* _The task_
Each of the entries should be retyped precisely as it appears.

%%

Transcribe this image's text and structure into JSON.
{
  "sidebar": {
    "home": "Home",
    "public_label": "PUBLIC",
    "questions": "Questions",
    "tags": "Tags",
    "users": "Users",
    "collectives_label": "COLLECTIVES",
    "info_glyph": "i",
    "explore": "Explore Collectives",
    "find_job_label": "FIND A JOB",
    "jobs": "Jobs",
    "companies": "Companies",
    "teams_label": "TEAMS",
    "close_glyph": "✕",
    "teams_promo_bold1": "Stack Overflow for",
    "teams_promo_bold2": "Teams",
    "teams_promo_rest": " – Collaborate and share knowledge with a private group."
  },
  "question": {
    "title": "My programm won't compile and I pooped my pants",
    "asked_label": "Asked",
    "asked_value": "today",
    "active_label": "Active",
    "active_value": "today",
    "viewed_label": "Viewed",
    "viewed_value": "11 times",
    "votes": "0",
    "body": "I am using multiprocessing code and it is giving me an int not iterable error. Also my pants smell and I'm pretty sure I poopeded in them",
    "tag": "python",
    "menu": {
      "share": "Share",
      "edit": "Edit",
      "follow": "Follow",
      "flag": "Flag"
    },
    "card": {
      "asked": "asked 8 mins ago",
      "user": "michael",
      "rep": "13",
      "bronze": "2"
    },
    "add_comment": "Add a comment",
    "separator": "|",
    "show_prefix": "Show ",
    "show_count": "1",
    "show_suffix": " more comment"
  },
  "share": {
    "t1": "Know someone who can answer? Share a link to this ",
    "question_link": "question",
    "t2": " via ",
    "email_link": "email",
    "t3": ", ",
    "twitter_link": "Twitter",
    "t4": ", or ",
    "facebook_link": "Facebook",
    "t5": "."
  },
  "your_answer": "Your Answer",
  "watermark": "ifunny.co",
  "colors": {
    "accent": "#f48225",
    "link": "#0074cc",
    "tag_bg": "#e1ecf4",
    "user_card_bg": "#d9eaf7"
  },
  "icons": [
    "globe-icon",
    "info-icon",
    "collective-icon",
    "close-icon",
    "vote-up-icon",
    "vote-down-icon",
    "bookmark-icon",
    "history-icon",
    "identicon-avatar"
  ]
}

%%

* _Solution_
Transcribe this image's text and structure into JSON.
{
  "sidebar": {
    "home": "Home",
    "public_label": "PUBLIC",
    "questions": "Questions",
    "tags": "Tags",
    "users": "Users",
    "collectives_label": "COLLECTIVES",
    "info_glyph": "i",
    "explore": "Explore Collectives",
    "find_job_label": "FIND A JOB",
    "jobs": "Jobs",
    "companies": "Companies",
    "teams_label": "TEAMS",
    "close_glyph": "✕",
    "teams_promo_bold1": "Stack Overflow for",
    "teams_promo_bold2": "Teams",
    "teams_promo_rest": " – Collaborate and share knowledge with a private group."
  },
  "question": {
    "title": "My programm won't compile and I pooped my pants",
    "asked_label": "Asked",
    "asked_value": "today",
    "active_label": "Active",
    "active_value": "today",
    "viewed_label": "Viewed",
    "viewed_value": "11 times",
    "votes": "0",
    "body": "I am using multiprocessing code and it is giving me an int not iterable error. Also my pants smell and I'm pretty sure I poopeded in them",
    "tag": "python",
    "menu": {
      "share": "Share",
      "edit": "Edit",
      "follow": "Follow",
      "flag": "Flag"
    },
    "card": {
      "asked": "asked 8 mins ago",
      "user": "michael",
      "rep": "13",
      "bronze": "2"
    },
    "add_comment": "Add a comment",
    "separator": "|",
    "show_prefix": "Show ",
    "show_count": "1",
    "show_suffix": " more comment"
  },
  "share": {
    "t1": "Know someone who can answer? Share a link to this ",
    "question_link": "question",
    "t2": " via ",
    "email_link": "email",
    "t3": ", ",
    "twitter_link": "Twitter",
    "t4": ", or ",
    "facebook_link": "Facebook",
    "t5": "."
  },
  "your_answer": "Your Answer",
  "watermark": "ifunny.co",
  "colors": {
    "accent": "#f48225",
    "link": "#0074cc",
    "tag_bg": "#e1ecf4",
    "user_card_bg": "#d9eaf7"
  },
  "icons": [
    "globe-icon",
    "info-icon",
    "collective-icon",
    "close-icon",
    "vote-up-icon",
    "vote-down-icon",
    "bookmark-icon",
    "history-icon",
    "identicon-avatar"
  ]
}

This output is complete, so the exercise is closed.